▶ _Required work_
Show all lines from the data that include the word "JSON".

○ ○ ○ ○

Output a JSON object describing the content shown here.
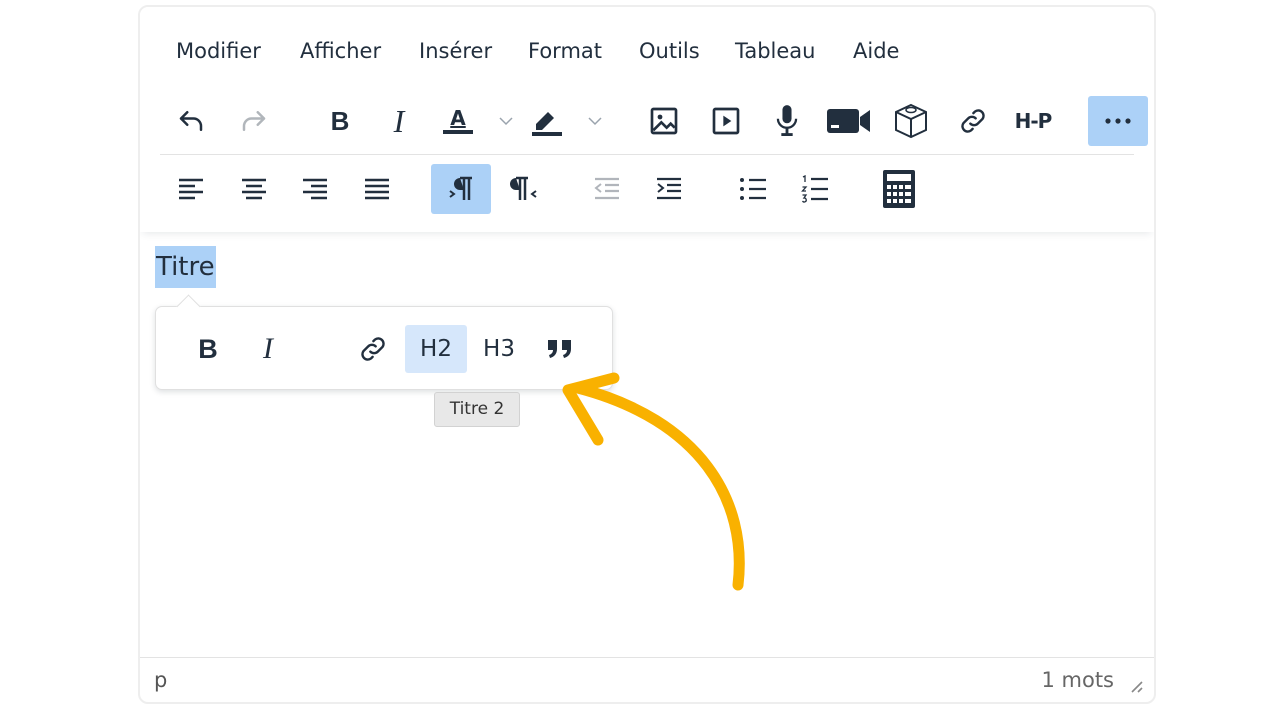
{
  "menubar": {
    "items": [
      "Modifier",
      "Afficher",
      "Insérer",
      "Format",
      "Outils",
      "Tableau",
      "Aide"
    ]
  },
  "toolbar": {
    "row1": [
      {
        "name": "undo-button",
        "icon": "undo-icon"
      },
      {
        "name": "redo-button",
        "icon": "redo-icon",
        "state": "disabled"
      },
      {
        "name": "bold-button",
        "icon": "bold-icon",
        "glyph": "B"
      },
      {
        "name": "italic-button",
        "icon": "italic-icon",
        "glyph": "I"
      },
      {
        "name": "text-color-button",
        "icon": "text-color-icon",
        "glyph": "A"
      },
      {
        "name": "highlight-color-button",
        "icon": "highlighter-icon"
      },
      {
        "name": "insert-image-button",
        "icon": "image-icon"
      },
      {
        "name": "insert-media-button",
        "icon": "play-icon"
      },
      {
        "name": "record-audio-button",
        "icon": "microphone-icon"
      },
      {
        "name": "record-video-button",
        "icon": "video-camera-icon"
      },
      {
        "name": "insert-3d-button",
        "icon": "cube-icon"
      },
      {
        "name": "insert-link-button",
        "icon": "link-icon"
      },
      {
        "name": "h5p-button",
        "icon": "h5p-icon",
        "glyph": "H-P"
      },
      {
        "name": "more-button",
        "icon": "more-icon",
        "state": "active"
      }
    ],
    "row2": [
      {
        "name": "align-left-button",
        "icon": "align-left-icon"
      },
      {
        "name": "align-center-button",
        "icon": "align-center-icon"
      },
      {
        "name": "align-right-button",
        "icon": "align-right-icon"
      },
      {
        "name": "align-justify-button",
        "icon": "align-justify-icon"
      },
      {
        "name": "ltr-button",
        "icon": "ltr-icon",
        "state": "active"
      },
      {
        "name": "rtl-button",
        "icon": "rtl-icon"
      },
      {
        "name": "outdent-button",
        "icon": "outdent-icon"
      },
      {
        "name": "indent-button",
        "icon": "indent-icon"
      },
      {
        "name": "bullet-list-button",
        "icon": "bullet-list-icon"
      },
      {
        "name": "numbered-list-button",
        "icon": "numbered-list-icon"
      },
      {
        "name": "calculator-button",
        "icon": "calculator-icon"
      }
    ]
  },
  "content": {
    "selected_text": "Titre"
  },
  "quickbar": {
    "bold_glyph": "B",
    "italic_glyph": "I",
    "h2_label": "H2",
    "h3_label": "H3",
    "active": "H2",
    "tooltip": "Titre 2"
  },
  "statusbar": {
    "path": "p",
    "word_count": "1 mots"
  },
  "colors": {
    "accent_active": "#acd1f7",
    "annotation_arrow": "#f9b100",
    "text": "#222f3e"
  }
}
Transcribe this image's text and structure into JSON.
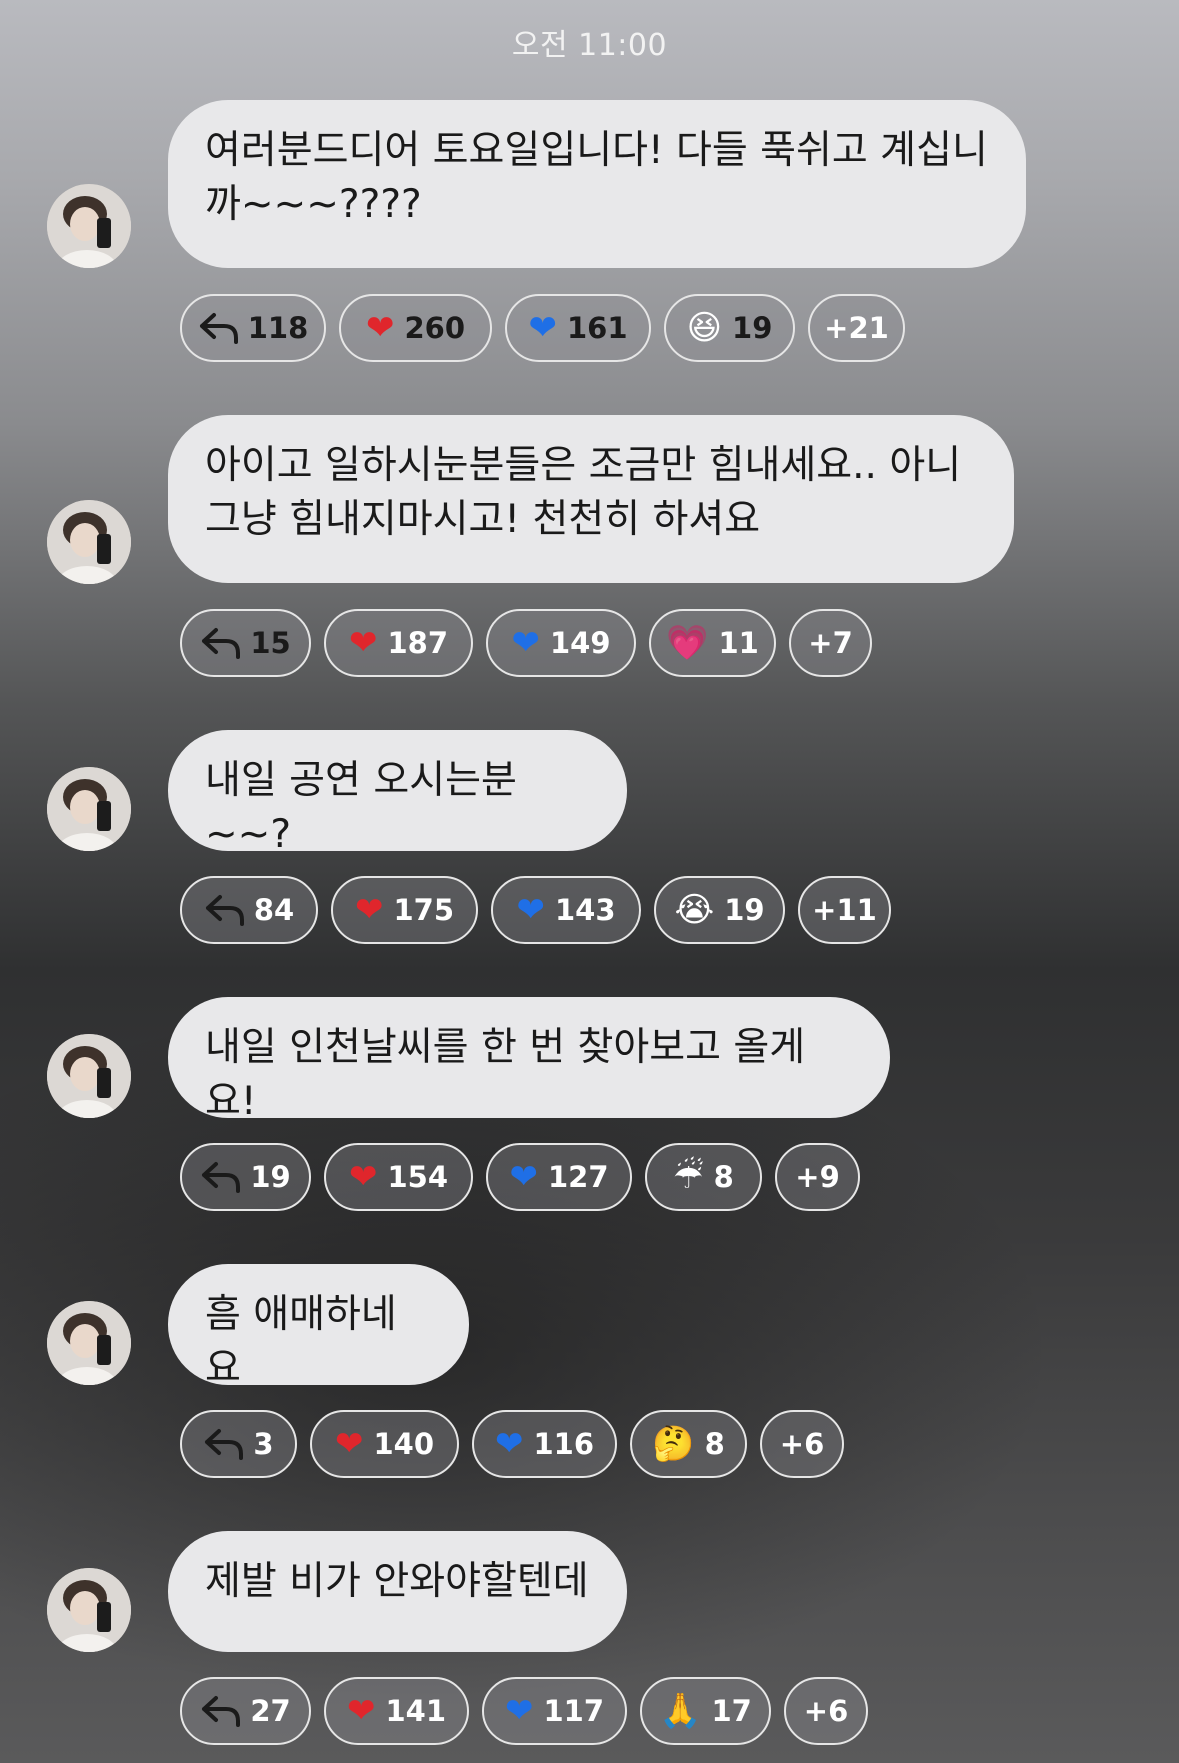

○ ○ ○ ○

▶ _Written solution_
Output a JSON object describing the content shown here.
Transcribe this image's text and structure into JSON.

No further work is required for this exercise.